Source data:
◆ ◆ ◆ ◆

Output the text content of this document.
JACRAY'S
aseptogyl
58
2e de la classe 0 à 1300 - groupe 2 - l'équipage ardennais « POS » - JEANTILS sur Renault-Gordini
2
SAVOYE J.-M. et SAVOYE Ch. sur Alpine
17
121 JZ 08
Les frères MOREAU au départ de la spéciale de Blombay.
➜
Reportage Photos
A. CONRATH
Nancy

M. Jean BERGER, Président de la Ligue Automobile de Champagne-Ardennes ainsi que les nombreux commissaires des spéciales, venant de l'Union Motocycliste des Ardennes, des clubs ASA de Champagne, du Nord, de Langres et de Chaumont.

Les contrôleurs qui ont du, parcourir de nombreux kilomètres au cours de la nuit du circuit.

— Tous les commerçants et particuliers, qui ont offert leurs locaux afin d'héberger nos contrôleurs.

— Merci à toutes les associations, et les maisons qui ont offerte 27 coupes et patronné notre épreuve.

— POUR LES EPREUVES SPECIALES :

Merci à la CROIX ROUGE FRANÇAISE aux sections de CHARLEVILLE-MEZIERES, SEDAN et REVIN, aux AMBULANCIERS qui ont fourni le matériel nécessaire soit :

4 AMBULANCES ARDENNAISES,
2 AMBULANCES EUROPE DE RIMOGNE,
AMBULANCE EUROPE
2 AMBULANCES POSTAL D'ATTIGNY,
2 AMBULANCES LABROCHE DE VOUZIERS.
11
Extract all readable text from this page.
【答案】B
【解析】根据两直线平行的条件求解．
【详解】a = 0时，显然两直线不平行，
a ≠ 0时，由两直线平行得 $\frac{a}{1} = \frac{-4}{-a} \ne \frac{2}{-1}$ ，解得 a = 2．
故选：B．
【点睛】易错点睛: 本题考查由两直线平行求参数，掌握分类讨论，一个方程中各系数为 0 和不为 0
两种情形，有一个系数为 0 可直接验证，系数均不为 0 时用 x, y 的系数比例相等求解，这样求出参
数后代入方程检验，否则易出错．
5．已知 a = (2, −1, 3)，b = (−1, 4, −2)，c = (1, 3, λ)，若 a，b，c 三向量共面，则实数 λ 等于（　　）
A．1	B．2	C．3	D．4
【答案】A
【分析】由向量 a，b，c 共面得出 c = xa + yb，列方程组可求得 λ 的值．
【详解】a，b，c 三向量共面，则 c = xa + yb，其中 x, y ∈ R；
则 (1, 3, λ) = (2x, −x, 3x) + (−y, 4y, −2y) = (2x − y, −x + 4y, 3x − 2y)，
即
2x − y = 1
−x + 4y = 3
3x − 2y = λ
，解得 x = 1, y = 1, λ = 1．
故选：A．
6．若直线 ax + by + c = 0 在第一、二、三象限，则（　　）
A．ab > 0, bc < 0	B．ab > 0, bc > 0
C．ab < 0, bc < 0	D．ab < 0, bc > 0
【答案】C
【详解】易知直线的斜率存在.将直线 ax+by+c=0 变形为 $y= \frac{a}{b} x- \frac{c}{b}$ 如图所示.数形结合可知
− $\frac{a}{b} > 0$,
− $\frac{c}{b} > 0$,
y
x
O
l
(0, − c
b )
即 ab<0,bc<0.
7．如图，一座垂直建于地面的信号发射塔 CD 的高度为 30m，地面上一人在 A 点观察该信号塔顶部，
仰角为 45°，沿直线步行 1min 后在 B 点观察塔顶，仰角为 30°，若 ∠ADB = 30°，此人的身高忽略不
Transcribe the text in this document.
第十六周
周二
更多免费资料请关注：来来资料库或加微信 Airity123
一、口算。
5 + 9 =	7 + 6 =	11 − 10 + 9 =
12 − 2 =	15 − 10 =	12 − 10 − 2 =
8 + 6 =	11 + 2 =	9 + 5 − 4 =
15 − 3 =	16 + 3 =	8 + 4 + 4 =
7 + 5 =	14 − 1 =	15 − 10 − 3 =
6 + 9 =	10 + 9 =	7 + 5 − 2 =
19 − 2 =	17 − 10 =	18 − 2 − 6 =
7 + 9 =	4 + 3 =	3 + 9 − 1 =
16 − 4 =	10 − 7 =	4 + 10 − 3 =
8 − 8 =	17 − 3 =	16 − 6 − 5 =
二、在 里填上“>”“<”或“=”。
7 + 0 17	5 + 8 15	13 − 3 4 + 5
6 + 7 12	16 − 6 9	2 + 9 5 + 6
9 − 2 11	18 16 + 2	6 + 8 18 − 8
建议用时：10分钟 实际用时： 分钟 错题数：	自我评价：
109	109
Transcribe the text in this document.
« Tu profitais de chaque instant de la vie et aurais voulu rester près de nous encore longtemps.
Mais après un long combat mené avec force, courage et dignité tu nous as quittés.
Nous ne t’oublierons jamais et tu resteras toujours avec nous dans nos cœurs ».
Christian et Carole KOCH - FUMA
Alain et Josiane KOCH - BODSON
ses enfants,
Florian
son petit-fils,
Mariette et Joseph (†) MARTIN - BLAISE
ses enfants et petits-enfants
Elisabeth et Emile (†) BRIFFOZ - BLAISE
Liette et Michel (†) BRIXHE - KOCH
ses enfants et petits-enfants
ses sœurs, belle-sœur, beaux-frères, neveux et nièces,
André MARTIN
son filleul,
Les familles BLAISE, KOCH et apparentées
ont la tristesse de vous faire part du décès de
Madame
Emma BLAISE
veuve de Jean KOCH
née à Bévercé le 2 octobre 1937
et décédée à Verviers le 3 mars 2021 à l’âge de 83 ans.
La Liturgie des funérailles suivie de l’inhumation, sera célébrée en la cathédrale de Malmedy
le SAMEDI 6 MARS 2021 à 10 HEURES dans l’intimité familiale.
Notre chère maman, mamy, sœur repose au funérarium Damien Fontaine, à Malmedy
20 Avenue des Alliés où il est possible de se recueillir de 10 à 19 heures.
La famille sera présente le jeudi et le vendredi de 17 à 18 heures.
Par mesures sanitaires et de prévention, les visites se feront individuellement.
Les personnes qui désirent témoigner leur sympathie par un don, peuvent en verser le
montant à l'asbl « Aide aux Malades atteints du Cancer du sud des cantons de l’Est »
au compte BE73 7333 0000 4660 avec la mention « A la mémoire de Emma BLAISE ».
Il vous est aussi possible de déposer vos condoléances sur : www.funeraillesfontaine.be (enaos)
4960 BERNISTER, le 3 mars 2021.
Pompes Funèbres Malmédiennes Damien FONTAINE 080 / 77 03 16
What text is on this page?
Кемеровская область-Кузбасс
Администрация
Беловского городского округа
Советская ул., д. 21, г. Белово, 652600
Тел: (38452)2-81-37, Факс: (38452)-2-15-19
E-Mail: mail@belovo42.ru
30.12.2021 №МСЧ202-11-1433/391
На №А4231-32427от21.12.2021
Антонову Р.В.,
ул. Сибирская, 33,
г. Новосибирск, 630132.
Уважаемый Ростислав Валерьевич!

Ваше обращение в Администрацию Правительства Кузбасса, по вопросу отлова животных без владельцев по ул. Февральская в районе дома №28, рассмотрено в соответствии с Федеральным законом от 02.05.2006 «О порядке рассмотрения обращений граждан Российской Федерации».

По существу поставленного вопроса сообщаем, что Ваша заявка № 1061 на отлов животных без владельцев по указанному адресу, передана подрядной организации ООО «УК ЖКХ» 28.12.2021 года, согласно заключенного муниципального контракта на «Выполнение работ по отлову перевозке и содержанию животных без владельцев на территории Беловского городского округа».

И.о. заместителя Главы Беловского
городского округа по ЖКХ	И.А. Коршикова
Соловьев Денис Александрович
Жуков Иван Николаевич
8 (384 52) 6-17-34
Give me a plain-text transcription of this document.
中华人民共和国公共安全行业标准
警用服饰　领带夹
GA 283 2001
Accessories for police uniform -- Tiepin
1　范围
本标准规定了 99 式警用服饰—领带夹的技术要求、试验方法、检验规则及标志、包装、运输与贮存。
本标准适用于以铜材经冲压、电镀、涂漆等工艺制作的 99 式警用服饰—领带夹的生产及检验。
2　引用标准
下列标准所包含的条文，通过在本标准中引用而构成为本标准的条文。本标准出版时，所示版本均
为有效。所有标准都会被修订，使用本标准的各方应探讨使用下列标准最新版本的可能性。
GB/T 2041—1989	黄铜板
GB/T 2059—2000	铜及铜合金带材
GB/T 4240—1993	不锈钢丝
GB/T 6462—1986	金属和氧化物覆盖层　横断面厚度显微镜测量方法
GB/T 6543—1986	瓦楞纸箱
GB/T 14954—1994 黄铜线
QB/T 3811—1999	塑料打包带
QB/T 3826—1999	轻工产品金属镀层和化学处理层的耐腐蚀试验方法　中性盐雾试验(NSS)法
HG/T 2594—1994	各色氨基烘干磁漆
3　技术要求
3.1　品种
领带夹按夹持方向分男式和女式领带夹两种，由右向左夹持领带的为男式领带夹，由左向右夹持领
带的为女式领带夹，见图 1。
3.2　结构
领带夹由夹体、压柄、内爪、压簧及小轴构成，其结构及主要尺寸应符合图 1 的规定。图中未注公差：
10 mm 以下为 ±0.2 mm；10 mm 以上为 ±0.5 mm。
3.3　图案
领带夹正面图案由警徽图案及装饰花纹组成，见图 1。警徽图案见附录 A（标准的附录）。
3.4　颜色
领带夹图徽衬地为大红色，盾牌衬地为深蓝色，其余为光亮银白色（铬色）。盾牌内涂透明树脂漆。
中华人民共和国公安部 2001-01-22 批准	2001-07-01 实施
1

◆ ◆ ◆ ◆

WHAT THIS TASK INVOLVES: Looking at the data above, how many lines hold the word "vous"? Respond with the number alone.

RESULT BELOW: 2